▸ DATA SECTION
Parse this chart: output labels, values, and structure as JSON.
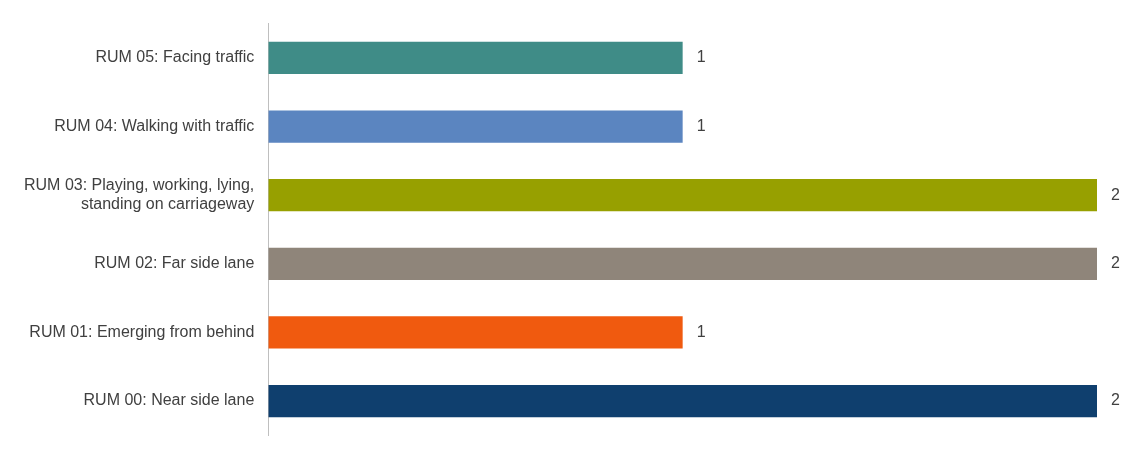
{
  "chart_data": {
    "type": "bar",
    "orientation": "horizontal",
    "categories": [
      "RUM 05: Facing traffic",
      "RUM 04: Walking with traffic",
      "RUM 03: Playing, working, lying, standing on carriageway",
      "RUM 02: Far side lane",
      "RUM 01: Emerging from behind",
      "RUM 00: Near side lane"
    ],
    "values": [
      1,
      1,
      2,
      2,
      1,
      2
    ],
    "colors": [
      "#3f8c87",
      "#5b85c0",
      "#97a000",
      "#8f857a",
      "#f05a0f",
      "#0f3f6e"
    ],
    "xlim": [
      0,
      2
    ],
    "tick_labels": "y",
    "grid": false,
    "legend": false,
    "data_labels": true
  }
}
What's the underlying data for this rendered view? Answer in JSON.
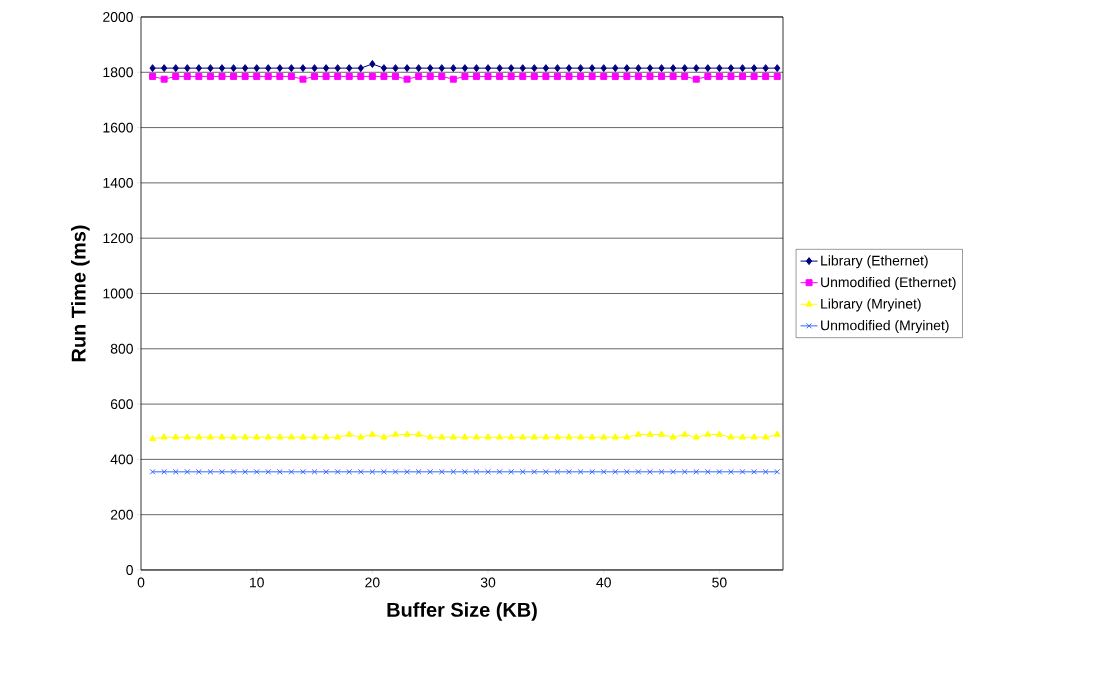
{
  "chart_data": {
    "type": "line",
    "xlabel": "Buffer Size (KB)",
    "ylabel": "Run Time (ms)",
    "x": [
      1,
      2,
      3,
      4,
      5,
      6,
      7,
      8,
      9,
      10,
      11,
      12,
      13,
      14,
      15,
      16,
      17,
      18,
      19,
      20,
      21,
      22,
      23,
      24,
      25,
      26,
      27,
      28,
      29,
      30,
      31,
      32,
      33,
      34,
      35,
      36,
      37,
      38,
      39,
      40,
      41,
      42,
      43,
      44,
      45,
      46,
      47,
      48,
      49,
      50,
      51,
      52,
      53,
      54,
      55
    ],
    "series": [
      {
        "name": "Library (Ethernet)",
        "color": "#000080",
        "marker": "diamond",
        "values": [
          1815,
          1815,
          1815,
          1815,
          1815,
          1815,
          1815,
          1815,
          1815,
          1815,
          1815,
          1815,
          1815,
          1815,
          1815,
          1815,
          1815,
          1815,
          1815,
          1830,
          1815,
          1815,
          1815,
          1815,
          1815,
          1815,
          1815,
          1815,
          1815,
          1815,
          1815,
          1815,
          1815,
          1815,
          1815,
          1815,
          1815,
          1815,
          1815,
          1815,
          1815,
          1815,
          1815,
          1815,
          1815,
          1815,
          1815,
          1815,
          1815,
          1815,
          1815,
          1815,
          1815,
          1815,
          1815
        ]
      },
      {
        "name": "Unmodified (Ethernet)",
        "color": "#ff00ff",
        "marker": "square",
        "values": [
          1785,
          1775,
          1785,
          1785,
          1785,
          1785,
          1785,
          1785,
          1785,
          1785,
          1785,
          1785,
          1785,
          1775,
          1785,
          1785,
          1785,
          1785,
          1785,
          1785,
          1785,
          1785,
          1775,
          1785,
          1785,
          1785,
          1775,
          1785,
          1785,
          1785,
          1785,
          1785,
          1785,
          1785,
          1785,
          1785,
          1785,
          1785,
          1785,
          1785,
          1785,
          1785,
          1785,
          1785,
          1785,
          1785,
          1785,
          1775,
          1785,
          1785,
          1785,
          1785,
          1785,
          1785,
          1785
        ]
      },
      {
        "name": "Library (Mryinet)",
        "color": "#ffff00",
        "marker": "triangle",
        "values": [
          475,
          480,
          480,
          480,
          480,
          480,
          480,
          480,
          480,
          480,
          480,
          480,
          480,
          480,
          480,
          480,
          480,
          490,
          480,
          490,
          480,
          490,
          490,
          490,
          480,
          480,
          480,
          480,
          480,
          480,
          480,
          480,
          480,
          480,
          480,
          480,
          480,
          480,
          480,
          480,
          480,
          480,
          490,
          490,
          490,
          480,
          490,
          480,
          490,
          490,
          480,
          480,
          480,
          480,
          490
        ]
      },
      {
        "name": "Unmodified (Mryinet)",
        "color": "#3366ff",
        "marker": "cross",
        "values": [
          355,
          355,
          355,
          355,
          355,
          355,
          355,
          355,
          355,
          355,
          355,
          355,
          355,
          355,
          355,
          355,
          355,
          355,
          355,
          355,
          355,
          355,
          355,
          355,
          355,
          355,
          355,
          355,
          355,
          355,
          355,
          355,
          355,
          355,
          355,
          355,
          355,
          355,
          355,
          355,
          355,
          355,
          355,
          355,
          355,
          355,
          355,
          355,
          355,
          355,
          355,
          355,
          355,
          355,
          355
        ]
      }
    ],
    "xlim": [
      0,
      55.5
    ],
    "ylim": [
      0,
      2000
    ],
    "xticks": [
      0,
      10,
      20,
      30,
      40,
      50
    ],
    "yticks": [
      0,
      200,
      400,
      600,
      800,
      1000,
      1200,
      1400,
      1600,
      1800,
      2000
    ],
    "grid": "y",
    "legend": "right"
  }
}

▸ STATED PROBLEM
Print the records word for word and exclude any picture they hold.

▸ RESULT OF THIS EXERCISE
Parse this chart: output labels, values, and structure as JSON.
{
  "chart_data": {
    "type": "bar",
    "orientation": "horizontal",
    "categories": [
      "RUM 05: Facing traffic",
      "RUM 04: Walking with traffic",
      "RUM 03: Playing, working, lying, standing on carriageway",
      "RUM 02: Far side lane",
      "RUM 01: Emerging from behind",
      "RUM 00: Near side lane"
    ],
    "values": [
      1,
      1,
      2,
      2,
      1,
      2
    ],
    "colors": [
      "#3f8c87",
      "#5b85c0",
      "#97a000",
      "#8f857a",
      "#f05a0f",
      "#0f3f6e"
    ],
    "xlim": [
      0,
      2
    ],
    "tick_labels": "y",
    "grid": false,
    "legend": false,
    "data_labels": true
  }
}
What's the underlying data for this rendered view? Answer in JSON.
{
  "chart_data": {
    "type": "line",
    "xlabel": "Buffer Size (KB)",
    "ylabel": "Run Time (ms)",
    "x": [
      1,
      2,
      3,
      4,
      5,
      6,
      7,
      8,
      9,
      10,
      11,
      12,
      13,
      14,
      15,
      16,
      17,
      18,
      19,
      20,
      21,
      22,
      23,
      24,
      25,
      26,
      27,
      28,
      29,
      30,
      31,
      32,
      33,
      34,
      35,
      36,
      37,
      38,
      39,
      40,
      41,
      42,
      43,
      44,
      45,
      46,
      47,
      48,
      49,
      50,
      51,
      52,
      53,
      54,
      55
    ],
    "series": [
      {
        "name": "Library (Ethernet)",
        "color": "#000080",
        "marker": "diamond",
        "values": [
          1815,
          1815,
          1815,
          1815,
          1815,
          1815,
          1815,
          1815,
          1815,
          1815,
          1815,
          1815,
          1815,
          1815,
          1815,
          1815,
          1815,
          1815,
          1815,
          1830,
          1815,
          1815,
          1815,
          1815,
          1815,
          1815,
          1815,
          1815,
          1815,
          1815,
          1815,
          1815,
          1815,
          1815,
          1815,
          1815,
          1815,
          1815,
          1815,
          1815,
          1815,
          1815,
          1815,
          1815,
          1815,
          1815,
          1815,
          1815,
          1815,
          1815,
          1815,
          1815,
          1815,
          1815,
          1815
        ]
      },
      {
        "name": "Unmodified (Ethernet)",
        "color": "#ff00ff",
        "marker": "square",
        "values": [
          1785,
          1775,
          1785,
          1785,
          1785,
          1785,
          1785,
          1785,
          1785,
          1785,
          1785,
          1785,
          1785,
          1775,
          1785,
          1785,
          1785,
          1785,
          1785,
          1785,
          1785,
          1785,
          1775,
          1785,
          1785,
          1785,
          1775,
          1785,
          1785,
          1785,
          1785,
          1785,
          1785,
          1785,
          1785,
          1785,
          1785,
          1785,
          1785,
          1785,
          1785,
          1785,
          1785,
          1785,
          1785,
          1785,
          1785,
          1775,
          1785,
          1785,
          1785,
          1785,
          1785,
          1785,
          1785
        ]
      },
      {
        "name": "Library (Mryinet)",
        "color": "#ffff00",
        "marker": "triangle",
        "values": [
          475,
          480,
          480,
          480,
          480,
          480,
          480,
          480,
          480,
          480,
          480,
          480,
          480,
          480,
          480,
          480,
          480,
          490,
          480,
          490,
          480,
          490,
          490,
          490,
          480,
          480,
          480,
          480,
          480,
          480,
          480,
          480,
          480,
          480,
          480,
          480,
          480,
          480,
          480,
          480,
          480,
          480,
          490,
          490,
          490,
          480,
          490,
          480,
          490,
          490,
          480,
          480,
          480,
          480,
          490
        ]
      },
      {
        "name": "Unmodified (Mryinet)",
        "color": "#3366ff",
        "marker": "cross",
        "values": [
          355,
          355,
          355,
          355,
          355,
          355,
          355,
          355,
          355,
          355,
          355,
          355,
          355,
          355,
          355,
          355,
          355,
          355,
          355,
          355,
          355,
          355,
          355,
          355,
          355,
          355,
          355,
          355,
          355,
          355,
          355,
          355,
          355,
          355,
          355,
          355,
          355,
          355,
          355,
          355,
          355,
          355,
          355,
          355,
          355,
          355,
          355,
          355,
          355,
          355,
          355,
          355,
          355,
          355,
          355
        ]
      }
    ],
    "xlim": [
      0,
      55.5
    ],
    "ylim": [
      0,
      2000
    ],
    "xticks": [
      0,
      10,
      20,
      30,
      40,
      50
    ],
    "yticks": [
      0,
      200,
      400,
      600,
      800,
      1000,
      1200,
      1400,
      1600,
      1800,
      2000
    ],
    "grid": "y",
    "legend": "right"
  }
}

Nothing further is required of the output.